<<<<

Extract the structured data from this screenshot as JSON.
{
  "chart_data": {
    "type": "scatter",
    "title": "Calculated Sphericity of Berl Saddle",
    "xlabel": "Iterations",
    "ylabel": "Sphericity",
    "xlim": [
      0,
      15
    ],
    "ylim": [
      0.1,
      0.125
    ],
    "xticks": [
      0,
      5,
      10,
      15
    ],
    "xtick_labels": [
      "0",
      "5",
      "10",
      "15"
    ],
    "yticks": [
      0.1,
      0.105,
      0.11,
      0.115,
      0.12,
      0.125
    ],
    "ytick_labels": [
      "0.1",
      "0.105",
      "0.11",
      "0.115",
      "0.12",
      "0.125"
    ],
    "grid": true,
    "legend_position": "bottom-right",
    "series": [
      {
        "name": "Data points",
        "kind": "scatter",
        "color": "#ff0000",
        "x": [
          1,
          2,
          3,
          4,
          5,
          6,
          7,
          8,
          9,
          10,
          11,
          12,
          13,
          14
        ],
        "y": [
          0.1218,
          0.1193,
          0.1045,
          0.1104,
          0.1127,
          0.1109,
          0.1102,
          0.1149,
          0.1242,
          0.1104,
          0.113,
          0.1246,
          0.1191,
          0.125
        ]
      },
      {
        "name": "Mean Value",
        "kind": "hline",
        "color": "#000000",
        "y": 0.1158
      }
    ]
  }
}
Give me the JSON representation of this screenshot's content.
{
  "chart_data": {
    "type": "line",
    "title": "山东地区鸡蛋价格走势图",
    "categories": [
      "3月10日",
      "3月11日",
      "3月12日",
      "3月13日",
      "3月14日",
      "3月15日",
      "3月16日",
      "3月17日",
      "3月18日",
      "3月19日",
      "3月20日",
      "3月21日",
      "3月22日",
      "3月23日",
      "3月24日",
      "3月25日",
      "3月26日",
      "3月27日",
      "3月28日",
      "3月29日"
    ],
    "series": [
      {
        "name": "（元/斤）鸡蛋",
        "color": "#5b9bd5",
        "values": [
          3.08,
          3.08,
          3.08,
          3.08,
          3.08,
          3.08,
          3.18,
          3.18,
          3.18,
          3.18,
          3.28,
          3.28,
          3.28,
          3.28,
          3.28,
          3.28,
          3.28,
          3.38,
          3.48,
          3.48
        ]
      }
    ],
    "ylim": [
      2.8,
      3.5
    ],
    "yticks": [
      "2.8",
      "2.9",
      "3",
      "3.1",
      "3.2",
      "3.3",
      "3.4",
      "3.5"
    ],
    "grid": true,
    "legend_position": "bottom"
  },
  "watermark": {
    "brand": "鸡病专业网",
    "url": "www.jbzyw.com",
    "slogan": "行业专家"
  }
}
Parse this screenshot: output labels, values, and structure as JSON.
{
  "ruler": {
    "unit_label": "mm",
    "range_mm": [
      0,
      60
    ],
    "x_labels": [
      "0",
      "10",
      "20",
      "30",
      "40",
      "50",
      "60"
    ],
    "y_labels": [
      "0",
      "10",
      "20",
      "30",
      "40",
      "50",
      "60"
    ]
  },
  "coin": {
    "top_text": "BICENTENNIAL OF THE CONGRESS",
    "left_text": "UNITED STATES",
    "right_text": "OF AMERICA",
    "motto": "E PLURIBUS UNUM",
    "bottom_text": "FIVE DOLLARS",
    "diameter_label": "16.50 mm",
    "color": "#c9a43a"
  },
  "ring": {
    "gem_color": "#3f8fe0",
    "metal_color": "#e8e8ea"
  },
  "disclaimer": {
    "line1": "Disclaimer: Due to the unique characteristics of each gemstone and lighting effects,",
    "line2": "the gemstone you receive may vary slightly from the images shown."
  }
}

>>>>

- **WHAT THE EXERCISE ASKS**
Gather and return every line that holds the string "name".

- **FULL ANSWER**
        "name": "Data points",
        "name": "Mean Value",
        "name": "（元/斤）鸡蛋",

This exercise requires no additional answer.